Output the entries verbatim, including every line.

Figure record listings:
== == ==
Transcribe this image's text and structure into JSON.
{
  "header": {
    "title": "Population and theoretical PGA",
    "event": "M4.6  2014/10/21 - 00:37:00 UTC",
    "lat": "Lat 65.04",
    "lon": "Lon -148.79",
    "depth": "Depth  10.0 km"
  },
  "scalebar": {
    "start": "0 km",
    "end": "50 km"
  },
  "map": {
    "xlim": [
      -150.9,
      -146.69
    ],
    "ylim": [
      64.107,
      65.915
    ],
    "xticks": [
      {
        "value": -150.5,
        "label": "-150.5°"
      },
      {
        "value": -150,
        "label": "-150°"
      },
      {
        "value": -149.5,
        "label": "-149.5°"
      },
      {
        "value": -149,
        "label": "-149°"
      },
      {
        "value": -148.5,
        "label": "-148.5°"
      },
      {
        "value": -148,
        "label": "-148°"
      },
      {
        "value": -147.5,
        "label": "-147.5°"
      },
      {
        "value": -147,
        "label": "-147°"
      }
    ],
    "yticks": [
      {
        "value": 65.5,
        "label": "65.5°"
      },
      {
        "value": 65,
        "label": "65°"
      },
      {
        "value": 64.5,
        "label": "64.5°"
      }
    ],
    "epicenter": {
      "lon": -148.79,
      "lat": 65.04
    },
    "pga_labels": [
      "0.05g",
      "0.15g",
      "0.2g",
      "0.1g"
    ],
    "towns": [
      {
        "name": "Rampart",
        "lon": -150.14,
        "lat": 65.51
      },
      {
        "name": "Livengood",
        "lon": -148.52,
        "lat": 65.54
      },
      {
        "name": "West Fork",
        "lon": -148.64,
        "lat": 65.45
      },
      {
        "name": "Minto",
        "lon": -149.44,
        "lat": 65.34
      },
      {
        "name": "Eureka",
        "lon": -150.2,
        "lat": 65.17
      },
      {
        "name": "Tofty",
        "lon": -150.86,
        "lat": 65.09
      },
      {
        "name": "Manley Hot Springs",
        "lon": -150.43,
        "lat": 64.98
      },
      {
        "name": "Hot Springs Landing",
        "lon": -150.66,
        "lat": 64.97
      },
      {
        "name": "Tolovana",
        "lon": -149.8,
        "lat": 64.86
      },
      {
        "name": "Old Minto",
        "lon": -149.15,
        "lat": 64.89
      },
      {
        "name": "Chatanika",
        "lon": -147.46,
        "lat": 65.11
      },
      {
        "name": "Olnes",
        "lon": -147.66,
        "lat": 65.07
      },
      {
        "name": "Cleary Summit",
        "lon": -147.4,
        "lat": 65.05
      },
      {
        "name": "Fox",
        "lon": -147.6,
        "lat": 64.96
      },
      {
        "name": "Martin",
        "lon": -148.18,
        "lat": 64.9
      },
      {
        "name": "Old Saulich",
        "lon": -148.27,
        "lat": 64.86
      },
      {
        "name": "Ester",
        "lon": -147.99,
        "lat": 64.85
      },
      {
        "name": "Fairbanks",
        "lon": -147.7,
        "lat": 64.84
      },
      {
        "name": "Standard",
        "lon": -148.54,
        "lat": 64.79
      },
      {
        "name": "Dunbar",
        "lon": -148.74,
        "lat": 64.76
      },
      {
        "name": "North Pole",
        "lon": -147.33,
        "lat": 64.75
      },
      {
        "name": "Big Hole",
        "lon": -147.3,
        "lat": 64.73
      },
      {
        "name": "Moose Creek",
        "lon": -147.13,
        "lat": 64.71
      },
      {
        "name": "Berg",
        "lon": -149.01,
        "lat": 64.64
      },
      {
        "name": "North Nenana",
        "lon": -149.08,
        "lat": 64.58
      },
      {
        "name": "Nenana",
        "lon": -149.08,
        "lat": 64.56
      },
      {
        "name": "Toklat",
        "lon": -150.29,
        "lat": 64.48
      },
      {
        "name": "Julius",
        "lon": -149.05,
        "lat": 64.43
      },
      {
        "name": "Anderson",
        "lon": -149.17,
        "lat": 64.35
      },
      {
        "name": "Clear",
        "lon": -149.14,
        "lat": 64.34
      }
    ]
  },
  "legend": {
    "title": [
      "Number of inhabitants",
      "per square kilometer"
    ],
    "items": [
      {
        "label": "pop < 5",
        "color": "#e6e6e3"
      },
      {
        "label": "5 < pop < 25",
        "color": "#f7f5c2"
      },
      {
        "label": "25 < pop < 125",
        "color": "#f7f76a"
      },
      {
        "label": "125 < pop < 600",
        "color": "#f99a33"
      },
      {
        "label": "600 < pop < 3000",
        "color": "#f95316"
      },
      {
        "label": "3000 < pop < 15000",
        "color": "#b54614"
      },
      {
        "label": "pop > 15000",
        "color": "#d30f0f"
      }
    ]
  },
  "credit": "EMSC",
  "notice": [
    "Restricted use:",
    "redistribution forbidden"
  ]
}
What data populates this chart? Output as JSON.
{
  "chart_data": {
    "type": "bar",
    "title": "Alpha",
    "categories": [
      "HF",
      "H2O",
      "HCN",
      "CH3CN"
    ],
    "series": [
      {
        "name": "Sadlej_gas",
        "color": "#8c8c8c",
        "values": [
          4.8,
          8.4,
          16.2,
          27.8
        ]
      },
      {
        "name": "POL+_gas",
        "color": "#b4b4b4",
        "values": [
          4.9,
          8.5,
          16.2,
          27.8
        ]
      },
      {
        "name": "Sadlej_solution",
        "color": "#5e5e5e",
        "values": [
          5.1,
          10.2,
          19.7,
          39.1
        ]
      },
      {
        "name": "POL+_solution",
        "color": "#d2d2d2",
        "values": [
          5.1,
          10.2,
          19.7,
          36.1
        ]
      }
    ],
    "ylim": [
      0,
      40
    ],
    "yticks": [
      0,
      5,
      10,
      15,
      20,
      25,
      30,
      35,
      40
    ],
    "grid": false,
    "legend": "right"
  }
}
== == ==
OUTPUT FOR THIS TASK:
Transcribe this image's text and structure into JSON.
{
  "header": {
    "title": "Population and theoretical PGA",
    "event": "M4.6  2014/10/21 - 00:37:00 UTC",
    "lat": "Lat 65.04",
    "lon": "Lon -148.79",
    "depth": "Depth  10.0 km"
  },
  "scalebar": {
    "start": "0 km",
    "end": "50 km"
  },
  "map": {
    "xlim": [
      -150.9,
      -146.69
    ],
    "ylim": [
      64.107,
      65.915
    ],
    "xticks": [
      {
        "value": -150.5,
        "label": "-150.5°"
      },
      {
        "value": -150,
        "label": "-150°"
      },
      {
        "value": -149.5,
        "label": "-149.5°"
      },
      {
        "value": -149,
        "label": "-149°"
      },
      {
        "value": -148.5,
        "label": "-148.5°"
      },
      {
        "value": -148,
        "label": "-148°"
      },
      {
        "value": -147.5,
        "label": "-147.5°"
      },
      {
        "value": -147,
        "label": "-147°"
      }
    ],
    "yticks": [
      {
        "value": 65.5,
        "label": "65.5°"
      },
      {
        "value": 65,
        "label": "65°"
      },
      {
        "value": 64.5,
        "label": "64.5°"
      }
    ],
    "epicenter": {
      "lon": -148.79,
      "lat": 65.04
    },
    "pga_labels": [
      "0.05g",
      "0.15g",
      "0.2g",
      "0.1g"
    ],
    "towns": [
      {
        "name": "Rampart",
        "lon": -150.14,
        "lat": 65.51
      },
      {
        "name": "Livengood",
        "lon": -148.52,
        "lat": 65.54
      },
      {
        "name": "West Fork",
        "lon": -148.64,
        "lat": 65.45
      },
      {
        "name": "Minto",
        "lon": -149.44,
        "lat": 65.34
      },
      {
        "name": "Eureka",
        "lon": -150.2,
        "lat": 65.17
      },
      {
        "name": "Tofty",
        "lon": -150.86,
        "lat": 65.09
      },
      {
        "name": "Manley Hot Springs",
        "lon": -150.43,
        "lat": 64.98
      },
      {
        "name": "Hot Springs Landing",
        "lon": -150.66,
        "lat": 64.97
      },
      {
        "name": "Tolovana",
        "lon": -149.8,
        "lat": 64.86
      },
      {
        "name": "Old Minto",
        "lon": -149.15,
        "lat": 64.89
      },
      {
        "name": "Chatanika",
        "lon": -147.46,
        "lat": 65.11
      },
      {
        "name": "Olnes",
        "lon": -147.66,
        "lat": 65.07
      },
      {
        "name": "Cleary Summit",
        "lon": -147.4,
        "lat": 65.05
      },
      {
        "name": "Fox",
        "lon": -147.6,
        "lat": 64.96
      },
      {
        "name": "Martin",
        "lon": -148.18,
        "lat": 64.9
      },
      {
        "name": "Old Saulich",
        "lon": -148.27,
        "lat": 64.86
      },
      {
        "name": "Ester",
        "lon": -147.99,
        "lat": 64.85
      },
      {
        "name": "Fairbanks",
        "lon": -147.7,
        "lat": 64.84
      },
      {
        "name": "Standard",
        "lon": -148.54,
        "lat": 64.79
      },
      {
        "name": "Dunbar",
        "lon": -148.74,
        "lat": 64.76
      },
      {
        "name": "North Pole",
        "lon": -147.33,
        "lat": 64.75
      },
      {
        "name": "Big Hole",
        "lon": -147.3,
        "lat": 64.73
      },
      {
        "name": "Moose Creek",
        "lon": -147.13,
        "lat": 64.71
      },
      {
        "name": "Berg",
        "lon": -149.01,
        "lat": 64.64
      },
      {
        "name": "North Nenana",
        "lon": -149.08,
        "lat": 64.58
      },
      {
        "name": "Nenana",
        "lon": -149.08,
        "lat": 64.56
      },
      {
        "name": "Toklat",
        "lon": -150.29,
        "lat": 64.48
      },
      {
        "name": "Julius",
        "lon": -149.05,
        "lat": 64.43
      },
      {
        "name": "Anderson",
        "lon": -149.17,
        "lat": 64.35
      },
      {
        "name": "Clear",
        "lon": -149.14,
        "lat": 64.34
      }
    ]
  },
  "legend": {
    "title": [
      "Number of inhabitants",
      "per square kilometer"
    ],
    "items": [
      {
        "label": "pop < 5",
        "color": "#e6e6e3"
      },
      {
        "label": "5 < pop < 25",
        "color": "#f7f5c2"
      },
      {
        "label": "25 < pop < 125",
        "color": "#f7f76a"
      },
      {
        "label": "125 < pop < 600",
        "color": "#f99a33"
      },
      {
        "label": "600 < pop < 3000",
        "color": "#f95316"
      },
      {
        "label": "3000 < pop < 15000",
        "color": "#b54614"
      },
      {
        "label": "pop > 15000",
        "color": "#d30f0f"
      }
    ]
  },
  "credit": "EMSC",
  "notice": [
    "Restricted use:",
    "redistribution forbidden"
  ]
}
What data populates this chart? Output as JSON.
{
  "chart_data": {
    "type": "bar",
    "title": "Alpha",
    "categories": [
      "HF",
      "H2O",
      "HCN",
      "CH3CN"
    ],
    "series": [
      {
        "name": "Sadlej_gas",
        "color": "#8c8c8c",
        "values": [
          4.8,
          8.4,
          16.2,
          27.8
        ]
      },
      {
        "name": "POL+_gas",
        "color": "#b4b4b4",
        "values": [
          4.9,
          8.5,
          16.2,
          27.8
        ]
      },
      {
        "name": "Sadlej_solution",
        "color": "#5e5e5e",
        "values": [
          5.1,
          10.2,
          19.7,
          39.1
        ]
      },
      {
        "name": "POL+_solution",
        "color": "#d2d2d2",
        "values": [
          5.1,
          10.2,
          19.7,
          36.1
        ]
      }
    ],
    "ylim": [
      0,
      40
    ],
    "yticks": [
      0,
      5,
      10,
      15,
      20,
      25,
      30,
      35,
      40
    ],
    "grid": false,
    "legend": "right"
  }
}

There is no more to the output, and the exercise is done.